Stored records

--------------------

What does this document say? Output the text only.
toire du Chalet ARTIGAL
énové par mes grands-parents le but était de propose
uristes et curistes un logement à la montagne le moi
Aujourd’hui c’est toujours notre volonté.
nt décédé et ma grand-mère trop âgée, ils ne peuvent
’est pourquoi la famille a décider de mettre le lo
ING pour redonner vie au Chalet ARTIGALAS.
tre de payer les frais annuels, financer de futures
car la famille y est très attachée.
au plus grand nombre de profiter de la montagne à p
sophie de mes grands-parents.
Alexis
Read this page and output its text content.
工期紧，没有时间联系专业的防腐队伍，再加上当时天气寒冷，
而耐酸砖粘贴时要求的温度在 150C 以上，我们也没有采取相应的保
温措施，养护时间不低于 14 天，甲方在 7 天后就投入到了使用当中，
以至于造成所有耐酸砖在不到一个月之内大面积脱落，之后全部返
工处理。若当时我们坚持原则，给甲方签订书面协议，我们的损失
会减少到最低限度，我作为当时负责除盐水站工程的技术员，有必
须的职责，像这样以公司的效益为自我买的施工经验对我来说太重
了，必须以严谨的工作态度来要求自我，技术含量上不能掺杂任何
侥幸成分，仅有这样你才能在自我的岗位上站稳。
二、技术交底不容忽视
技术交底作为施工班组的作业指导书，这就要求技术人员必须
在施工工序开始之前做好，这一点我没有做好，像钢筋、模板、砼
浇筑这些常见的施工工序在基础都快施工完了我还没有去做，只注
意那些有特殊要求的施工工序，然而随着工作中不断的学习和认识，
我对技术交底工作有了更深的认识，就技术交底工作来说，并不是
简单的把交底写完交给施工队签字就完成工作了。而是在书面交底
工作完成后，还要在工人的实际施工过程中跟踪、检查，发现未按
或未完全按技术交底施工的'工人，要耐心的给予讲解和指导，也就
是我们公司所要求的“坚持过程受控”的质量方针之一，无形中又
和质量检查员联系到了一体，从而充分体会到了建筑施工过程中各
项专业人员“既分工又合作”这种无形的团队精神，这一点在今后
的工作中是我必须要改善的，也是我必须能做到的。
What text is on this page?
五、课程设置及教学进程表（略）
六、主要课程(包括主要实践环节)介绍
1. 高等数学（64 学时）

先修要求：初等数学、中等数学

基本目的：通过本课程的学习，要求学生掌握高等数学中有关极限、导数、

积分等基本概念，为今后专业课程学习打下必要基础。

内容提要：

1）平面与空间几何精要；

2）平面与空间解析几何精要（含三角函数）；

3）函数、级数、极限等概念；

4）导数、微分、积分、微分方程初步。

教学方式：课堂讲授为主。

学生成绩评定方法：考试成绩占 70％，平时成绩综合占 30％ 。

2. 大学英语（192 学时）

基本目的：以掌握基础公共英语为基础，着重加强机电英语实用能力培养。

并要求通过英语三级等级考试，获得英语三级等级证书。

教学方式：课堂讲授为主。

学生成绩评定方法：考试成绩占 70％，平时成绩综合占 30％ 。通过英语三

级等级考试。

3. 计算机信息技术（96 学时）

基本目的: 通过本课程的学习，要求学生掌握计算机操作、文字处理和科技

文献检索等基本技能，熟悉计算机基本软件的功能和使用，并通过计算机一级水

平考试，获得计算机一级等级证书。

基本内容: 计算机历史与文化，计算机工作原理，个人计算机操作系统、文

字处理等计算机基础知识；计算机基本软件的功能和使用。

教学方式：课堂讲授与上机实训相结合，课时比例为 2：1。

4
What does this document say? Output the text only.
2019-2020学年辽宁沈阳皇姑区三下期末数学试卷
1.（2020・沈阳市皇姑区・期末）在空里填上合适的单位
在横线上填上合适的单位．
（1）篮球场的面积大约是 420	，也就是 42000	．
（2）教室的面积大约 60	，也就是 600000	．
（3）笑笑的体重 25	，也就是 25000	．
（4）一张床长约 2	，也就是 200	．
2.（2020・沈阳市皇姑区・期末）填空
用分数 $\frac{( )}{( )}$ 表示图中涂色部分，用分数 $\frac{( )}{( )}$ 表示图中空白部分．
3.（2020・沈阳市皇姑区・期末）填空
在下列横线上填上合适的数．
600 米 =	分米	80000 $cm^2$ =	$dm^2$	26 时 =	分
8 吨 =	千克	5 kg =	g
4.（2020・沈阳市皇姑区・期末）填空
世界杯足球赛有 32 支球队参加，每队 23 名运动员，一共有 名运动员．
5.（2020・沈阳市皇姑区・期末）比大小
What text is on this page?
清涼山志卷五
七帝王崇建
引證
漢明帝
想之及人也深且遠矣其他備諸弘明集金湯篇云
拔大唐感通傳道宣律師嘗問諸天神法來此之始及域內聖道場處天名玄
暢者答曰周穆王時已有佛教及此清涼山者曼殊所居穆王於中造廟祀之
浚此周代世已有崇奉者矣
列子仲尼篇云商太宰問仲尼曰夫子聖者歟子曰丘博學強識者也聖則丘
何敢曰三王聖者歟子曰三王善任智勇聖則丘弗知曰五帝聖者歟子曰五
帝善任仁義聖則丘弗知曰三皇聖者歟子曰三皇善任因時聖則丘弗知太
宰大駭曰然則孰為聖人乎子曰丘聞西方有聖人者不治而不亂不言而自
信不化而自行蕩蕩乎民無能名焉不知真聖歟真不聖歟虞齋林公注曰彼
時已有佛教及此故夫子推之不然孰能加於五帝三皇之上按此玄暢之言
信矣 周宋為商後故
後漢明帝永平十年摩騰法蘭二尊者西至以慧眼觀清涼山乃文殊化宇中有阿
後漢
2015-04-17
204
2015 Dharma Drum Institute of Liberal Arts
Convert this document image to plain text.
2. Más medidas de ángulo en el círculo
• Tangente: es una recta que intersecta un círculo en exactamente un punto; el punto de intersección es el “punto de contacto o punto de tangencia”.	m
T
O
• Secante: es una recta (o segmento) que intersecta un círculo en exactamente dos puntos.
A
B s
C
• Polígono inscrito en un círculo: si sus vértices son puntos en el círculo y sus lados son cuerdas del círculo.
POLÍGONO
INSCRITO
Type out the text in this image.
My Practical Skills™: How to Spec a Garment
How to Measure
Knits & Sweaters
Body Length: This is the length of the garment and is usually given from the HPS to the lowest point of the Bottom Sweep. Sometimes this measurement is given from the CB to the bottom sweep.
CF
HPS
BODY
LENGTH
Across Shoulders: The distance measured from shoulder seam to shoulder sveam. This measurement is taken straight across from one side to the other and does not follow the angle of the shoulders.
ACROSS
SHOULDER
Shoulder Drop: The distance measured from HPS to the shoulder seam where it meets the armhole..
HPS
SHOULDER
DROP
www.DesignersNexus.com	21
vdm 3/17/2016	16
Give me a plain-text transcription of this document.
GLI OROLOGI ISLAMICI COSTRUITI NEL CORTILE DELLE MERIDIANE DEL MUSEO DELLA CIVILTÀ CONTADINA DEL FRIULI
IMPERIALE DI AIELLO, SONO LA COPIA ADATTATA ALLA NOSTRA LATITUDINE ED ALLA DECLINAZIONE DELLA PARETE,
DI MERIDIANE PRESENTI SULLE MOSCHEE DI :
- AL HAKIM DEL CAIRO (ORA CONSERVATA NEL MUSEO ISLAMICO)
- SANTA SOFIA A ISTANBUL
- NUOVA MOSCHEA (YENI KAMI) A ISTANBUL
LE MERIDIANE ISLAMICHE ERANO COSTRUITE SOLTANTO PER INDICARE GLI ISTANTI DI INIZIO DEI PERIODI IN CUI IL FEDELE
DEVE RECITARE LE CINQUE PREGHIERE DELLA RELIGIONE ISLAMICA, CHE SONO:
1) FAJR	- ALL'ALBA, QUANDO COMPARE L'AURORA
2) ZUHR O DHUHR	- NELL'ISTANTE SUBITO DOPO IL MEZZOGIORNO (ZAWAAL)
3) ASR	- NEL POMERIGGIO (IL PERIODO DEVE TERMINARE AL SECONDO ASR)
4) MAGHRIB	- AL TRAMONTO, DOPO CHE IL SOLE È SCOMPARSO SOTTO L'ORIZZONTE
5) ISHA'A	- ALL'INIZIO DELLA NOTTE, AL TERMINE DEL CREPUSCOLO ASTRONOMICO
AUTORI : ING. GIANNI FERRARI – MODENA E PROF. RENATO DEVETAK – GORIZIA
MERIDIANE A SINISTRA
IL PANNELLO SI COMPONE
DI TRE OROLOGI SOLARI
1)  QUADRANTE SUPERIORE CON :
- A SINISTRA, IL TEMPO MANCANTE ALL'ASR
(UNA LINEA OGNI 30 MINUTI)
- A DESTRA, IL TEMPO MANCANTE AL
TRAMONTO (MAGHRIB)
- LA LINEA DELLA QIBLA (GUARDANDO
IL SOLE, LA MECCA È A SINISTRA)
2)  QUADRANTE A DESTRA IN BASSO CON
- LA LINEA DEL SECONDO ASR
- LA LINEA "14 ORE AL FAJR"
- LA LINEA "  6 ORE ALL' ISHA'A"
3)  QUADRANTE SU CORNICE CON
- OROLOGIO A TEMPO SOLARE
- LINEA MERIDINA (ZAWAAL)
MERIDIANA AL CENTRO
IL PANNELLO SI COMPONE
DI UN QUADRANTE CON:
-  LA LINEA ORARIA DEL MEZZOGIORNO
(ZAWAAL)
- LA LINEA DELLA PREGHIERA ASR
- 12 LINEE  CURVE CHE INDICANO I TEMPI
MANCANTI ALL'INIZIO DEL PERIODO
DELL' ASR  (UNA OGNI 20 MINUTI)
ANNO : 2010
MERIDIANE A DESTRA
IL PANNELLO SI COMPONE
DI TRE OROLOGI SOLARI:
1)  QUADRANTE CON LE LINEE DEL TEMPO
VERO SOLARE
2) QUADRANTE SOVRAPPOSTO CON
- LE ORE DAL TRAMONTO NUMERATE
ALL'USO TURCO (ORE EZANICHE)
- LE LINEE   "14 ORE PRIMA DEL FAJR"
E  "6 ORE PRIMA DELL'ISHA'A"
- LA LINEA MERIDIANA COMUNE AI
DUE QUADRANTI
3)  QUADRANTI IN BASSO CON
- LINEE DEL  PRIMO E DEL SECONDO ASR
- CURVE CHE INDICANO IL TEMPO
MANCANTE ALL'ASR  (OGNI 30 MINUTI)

--------------------

Stated problem
Which lines include "ISHA"? Copy each of them out.

Written solution
5) ISHA'A	- ALL'INIZIO DELLA NOTTE, AL TERMINE DEL CREPUSCOLO ASTRONOMICO
- LA LINEA "  6 ORE ALL' ISHA'A"
E  "6 ORE PRIMA DELL'ISHA'A"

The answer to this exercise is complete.